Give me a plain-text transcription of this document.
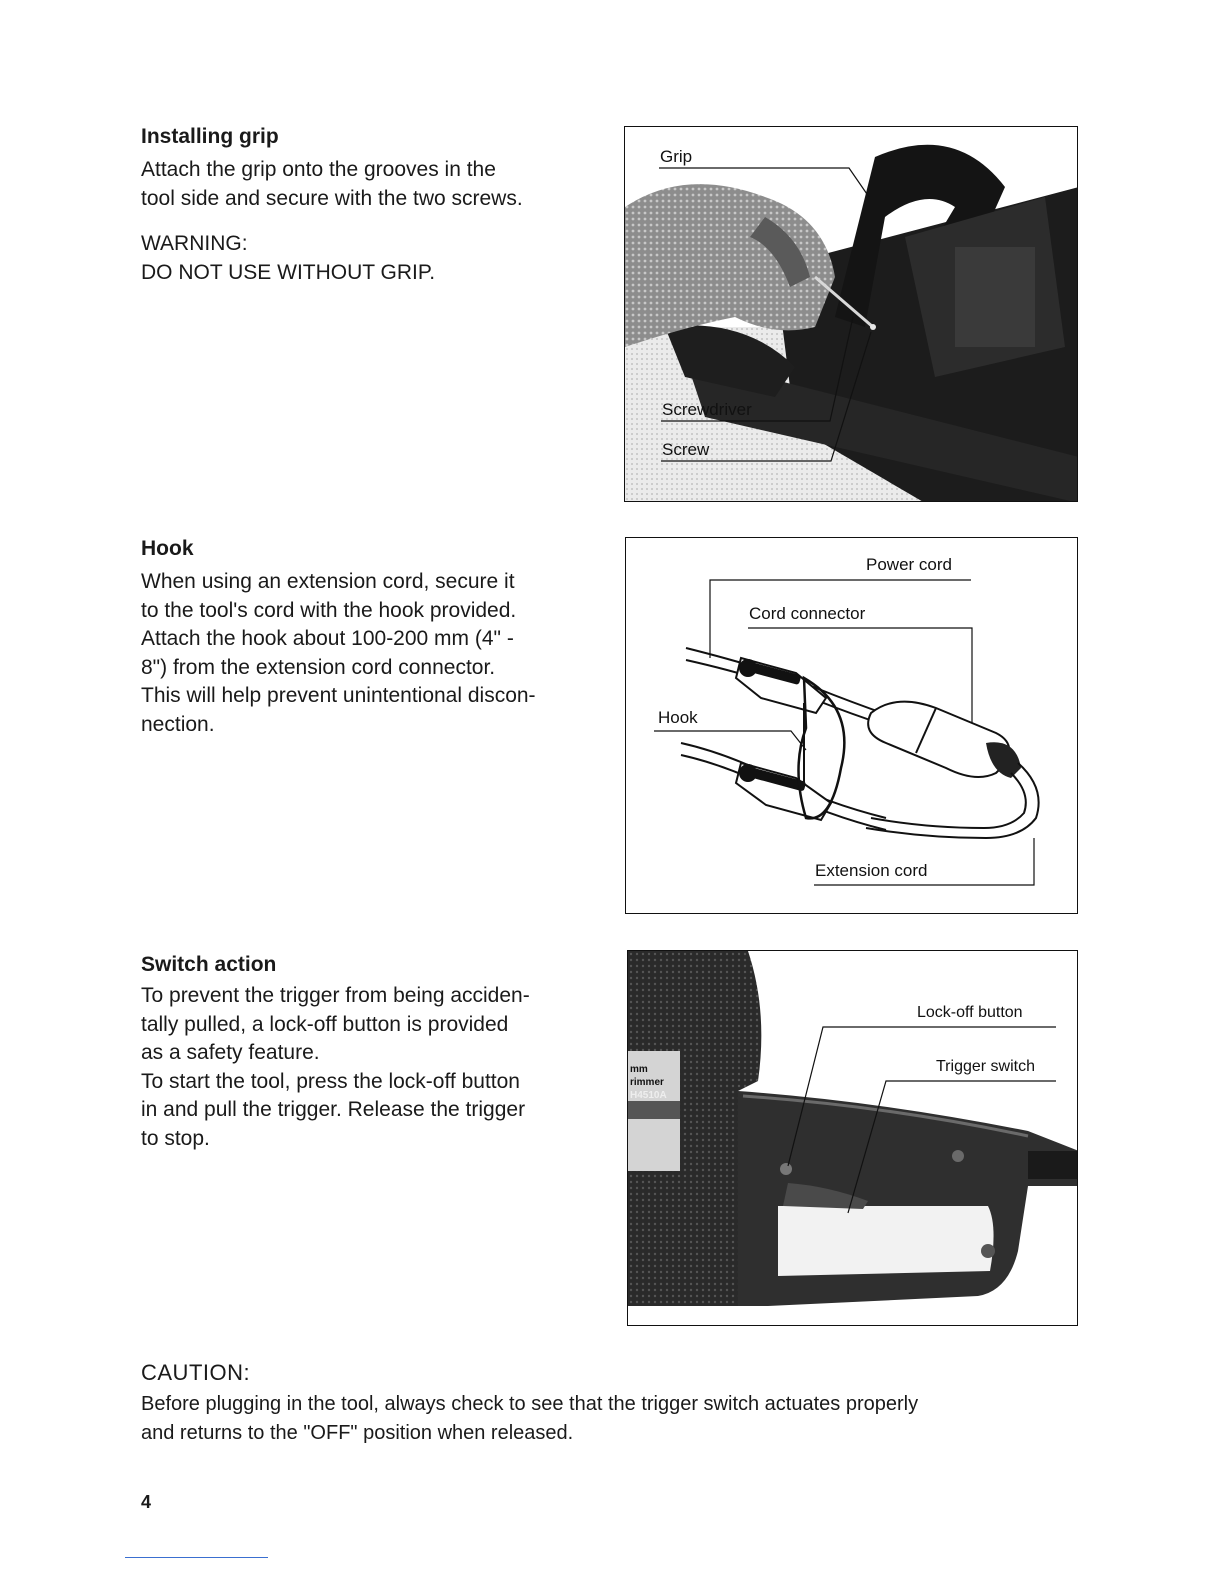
Installing grip
Attach the grip onto the grooves in the
tool side and secure with the two screws.
WARNING:
DO NOT USE WITHOUT GRIP.
Grip
Screwdriver
Screw
Hook
When using an extension cord, secure it
to the tool's cord with the hook provided.
Attach the hook about 100-200 mm (4" -
8") from the extension cord connector.
This will help prevent unintentional discon-
nection.
Power cord
Cord connector
Hook
Extension cord
Switch action
To prevent the trigger from being acciden-
tally pulled, a lock-off button is provided
as a safety feature.
To start the tool, press the lock-off button
in and pull the trigger. Release the trigger
to stop.
mm
rimmer
H4510A
Lock-off button
Trigger switch
CAUTION:
Before plugging in the tool, always check to see that the trigger switch actuates properly
and returns to the "OFF" position when released.
4
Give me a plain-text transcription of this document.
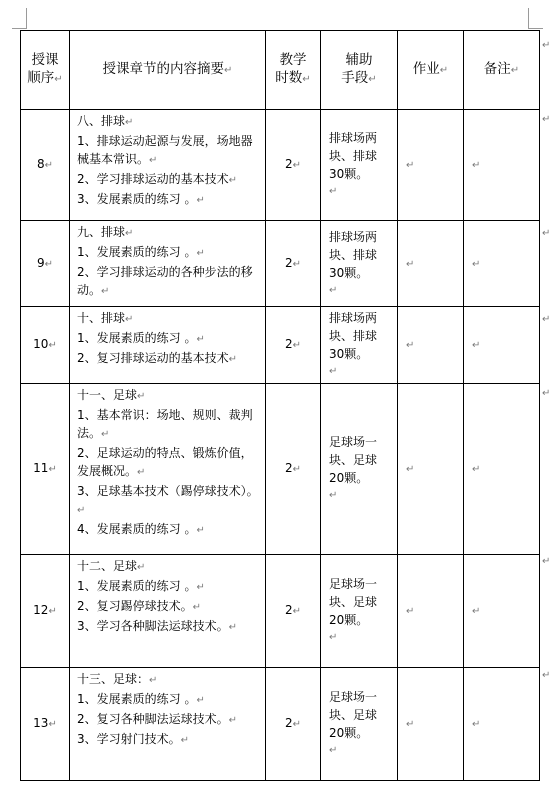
授课
顺序↵	授课章节的内容摘要↵	教学
时数↵	辅助
手段↵	作业↵	备注↵
8↵	八、排球↵
1、排球运动起源与发展，场地器械基本常识。↵
2、学习排球运动的基本技术↵
3、发展素质的练习 。↵	2↵	排球场两
块、排球
30颗。
↵	↵	↵
9↵	九、排球↵
1、发展素质的练习 。↵
2、学习排球运动的各种步法的移动。↵	2↵	排球场两
块、排球
30颗。
↵	↵	↵
10↵	十、排球↵
1、发展素质的练习 。↵
2、复习排球运动的基本技术↵	2↵	排球场两
块、排球
30颗。
↵	↵	↵
11↵	十一、足球↵
1、基本常识：场地、规则、裁判法。↵
2、足球运动的特点、锻炼价值，发展概况。↵
3、足球基本技术（踢停球技术）。↵
4、发展素质的练习 。↵	2↵	足球场一
块、足球
20颗。
↵	↵	↵
12↵	十二、足球↵
1、发展素质的练习 。↵
2、复习踢停球技术。↵
3、学习各种脚法运球技术。↵	2↵	足球场一
块、足球
20颗。
↵	↵	↵
13↵	十三、足球：↵
1、发展素质的练习 。↵
2、复习各种脚法运球技术。↵
3、学习射门技术。↵	2↵	足球场一
块、足球
20颗。
↵	↵	↵
↵
↵
↵
↵
↵
↵
↵
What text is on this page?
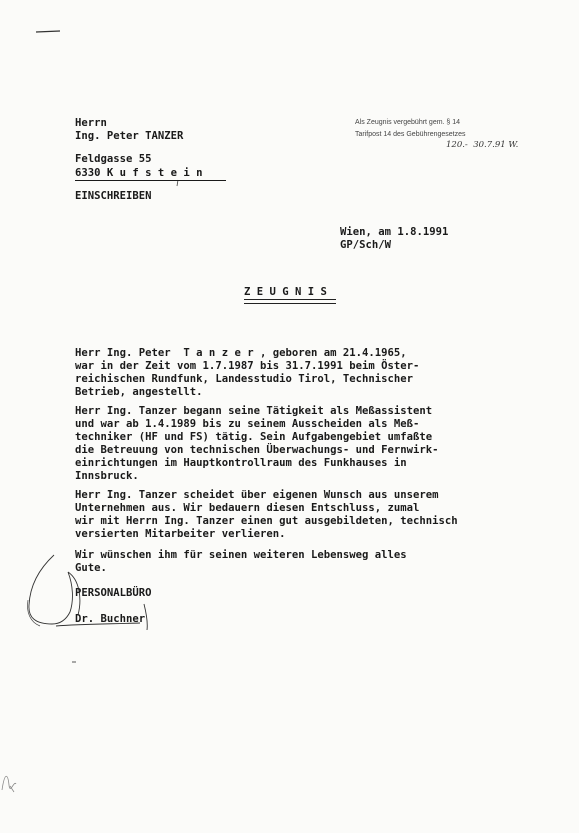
Herrn
Ing. Peter TANZER
Feldgasse 55
6330 K u f s t e i n
EINSCHREIBEN
Als Zeugnis vergebührt gem. § 14
Tarifpost 14 des Gebührengesetzes
120.-  30.7.91 W.
Wien, am 1.8.1991
GP/Sch/W
Z E U G N I S
Herr Ing. Peter  T a n z e r , geboren am 21.4.1965,
war in der Zeit vom 1.7.1987 bis 31.7.1991 beim Öster-
reichischen Rundfunk, Landesstudio Tirol, Technischer
Betrieb, angestellt.
Herr Ing. Tanzer begann seine Tätigkeit als Meßassistent
und war ab 1.4.1989 bis zu seinem Ausscheiden als Meß-
techniker (HF und FS) tätig. Sein Aufgabengebiet umfaßte
die Betreuung von technischen Überwachungs- und Fernwirk-
einrichtungen im Hauptkontrollraum des Funkhauses in
Innsbruck.
Herr Ing. Tanzer scheidet über eigenen Wunsch aus unserem
Unternehmen aus. Wir bedauern diesen Entschluss, zumal
wir mit Herrn Ing. Tanzer einen gut ausgebildeten, technisch
versierten Mitarbeiter verlieren.
Wir wünschen ihm für seinen weiteren Lebensweg alles
Gute.
PERSONALBÜRO
Dr. Buchner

| Problem to work on |
What is the number of lines above that hold the string "provided"? Answer with that number alone.

| Written solution |
2